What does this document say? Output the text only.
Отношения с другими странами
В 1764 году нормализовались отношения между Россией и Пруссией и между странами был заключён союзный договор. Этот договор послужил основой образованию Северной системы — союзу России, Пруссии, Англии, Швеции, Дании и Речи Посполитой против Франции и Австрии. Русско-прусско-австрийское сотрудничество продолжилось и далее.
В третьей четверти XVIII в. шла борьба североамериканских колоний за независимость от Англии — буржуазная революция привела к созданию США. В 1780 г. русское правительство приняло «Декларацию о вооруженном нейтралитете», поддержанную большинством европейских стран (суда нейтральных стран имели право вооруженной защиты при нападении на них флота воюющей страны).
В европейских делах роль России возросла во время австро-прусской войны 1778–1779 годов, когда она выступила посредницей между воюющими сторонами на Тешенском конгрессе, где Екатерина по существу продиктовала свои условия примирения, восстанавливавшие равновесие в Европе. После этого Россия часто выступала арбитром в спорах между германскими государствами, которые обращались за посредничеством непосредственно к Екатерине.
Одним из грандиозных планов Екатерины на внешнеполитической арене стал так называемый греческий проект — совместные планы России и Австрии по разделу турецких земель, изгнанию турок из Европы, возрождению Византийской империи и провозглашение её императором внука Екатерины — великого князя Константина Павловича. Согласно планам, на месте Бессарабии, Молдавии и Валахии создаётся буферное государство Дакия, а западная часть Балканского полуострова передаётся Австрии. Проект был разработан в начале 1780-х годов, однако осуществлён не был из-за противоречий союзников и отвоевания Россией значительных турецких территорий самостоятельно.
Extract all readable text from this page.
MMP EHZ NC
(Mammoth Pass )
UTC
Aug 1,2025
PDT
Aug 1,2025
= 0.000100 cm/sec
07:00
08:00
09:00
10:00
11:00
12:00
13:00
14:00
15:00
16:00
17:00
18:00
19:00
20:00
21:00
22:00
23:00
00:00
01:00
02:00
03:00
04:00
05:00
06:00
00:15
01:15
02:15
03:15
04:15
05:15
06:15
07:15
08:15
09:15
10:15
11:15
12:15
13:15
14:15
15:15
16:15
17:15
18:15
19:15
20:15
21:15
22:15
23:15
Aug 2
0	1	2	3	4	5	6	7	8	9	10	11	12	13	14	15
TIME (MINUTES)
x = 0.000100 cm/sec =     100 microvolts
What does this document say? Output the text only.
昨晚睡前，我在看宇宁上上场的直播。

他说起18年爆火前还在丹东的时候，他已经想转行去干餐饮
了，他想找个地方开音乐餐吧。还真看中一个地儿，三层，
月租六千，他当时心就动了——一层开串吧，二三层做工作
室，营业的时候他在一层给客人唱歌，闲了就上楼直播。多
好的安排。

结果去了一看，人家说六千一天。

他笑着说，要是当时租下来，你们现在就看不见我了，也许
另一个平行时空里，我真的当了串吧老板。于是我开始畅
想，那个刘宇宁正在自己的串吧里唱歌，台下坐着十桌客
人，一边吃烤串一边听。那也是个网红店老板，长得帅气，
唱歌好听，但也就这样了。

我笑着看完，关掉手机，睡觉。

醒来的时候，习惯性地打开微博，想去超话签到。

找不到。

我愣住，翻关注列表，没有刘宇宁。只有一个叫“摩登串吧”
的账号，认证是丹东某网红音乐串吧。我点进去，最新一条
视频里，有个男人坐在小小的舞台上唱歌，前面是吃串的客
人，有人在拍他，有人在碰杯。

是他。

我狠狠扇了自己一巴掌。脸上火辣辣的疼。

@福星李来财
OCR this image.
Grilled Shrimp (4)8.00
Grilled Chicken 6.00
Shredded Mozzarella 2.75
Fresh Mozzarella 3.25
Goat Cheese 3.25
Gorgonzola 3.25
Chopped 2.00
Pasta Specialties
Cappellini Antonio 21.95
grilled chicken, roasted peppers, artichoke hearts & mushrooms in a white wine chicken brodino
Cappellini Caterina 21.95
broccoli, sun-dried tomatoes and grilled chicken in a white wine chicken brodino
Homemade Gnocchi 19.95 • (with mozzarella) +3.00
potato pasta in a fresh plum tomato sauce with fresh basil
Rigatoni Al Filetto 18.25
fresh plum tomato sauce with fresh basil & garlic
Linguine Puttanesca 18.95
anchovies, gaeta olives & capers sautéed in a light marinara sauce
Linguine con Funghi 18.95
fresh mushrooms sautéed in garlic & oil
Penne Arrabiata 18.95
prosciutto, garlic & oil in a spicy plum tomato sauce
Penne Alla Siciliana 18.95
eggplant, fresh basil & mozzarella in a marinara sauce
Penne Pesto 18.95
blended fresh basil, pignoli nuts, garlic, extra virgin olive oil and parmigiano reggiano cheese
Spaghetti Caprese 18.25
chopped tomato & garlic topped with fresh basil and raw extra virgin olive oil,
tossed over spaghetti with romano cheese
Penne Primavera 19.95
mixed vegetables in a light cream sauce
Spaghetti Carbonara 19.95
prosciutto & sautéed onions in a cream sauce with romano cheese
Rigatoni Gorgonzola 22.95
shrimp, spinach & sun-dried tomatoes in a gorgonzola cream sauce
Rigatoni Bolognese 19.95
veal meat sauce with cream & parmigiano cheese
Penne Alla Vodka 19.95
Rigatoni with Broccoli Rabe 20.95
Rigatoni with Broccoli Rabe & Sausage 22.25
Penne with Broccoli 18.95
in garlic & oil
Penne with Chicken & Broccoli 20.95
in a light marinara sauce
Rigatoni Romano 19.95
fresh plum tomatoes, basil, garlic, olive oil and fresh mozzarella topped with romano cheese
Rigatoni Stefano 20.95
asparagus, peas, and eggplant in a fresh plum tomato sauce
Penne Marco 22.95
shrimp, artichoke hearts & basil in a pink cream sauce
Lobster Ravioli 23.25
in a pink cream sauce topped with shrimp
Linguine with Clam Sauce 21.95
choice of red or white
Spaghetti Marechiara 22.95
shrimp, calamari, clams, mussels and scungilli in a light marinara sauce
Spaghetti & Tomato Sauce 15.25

┄┄┄┄┄┄┄┄┄┄┄┄┄┄┄┄┄┄┄┄

▶ _Written request_
Among the lines of the data, identify those with the word "wine". Copy each of them.

▶ _Written response_
grilled chicken, roasted peppers, artichoke hearts & mushrooms in a white wine chicken brodino
broccoli, sun-dried tomatoes and grilled chicken in a white wine chicken brodino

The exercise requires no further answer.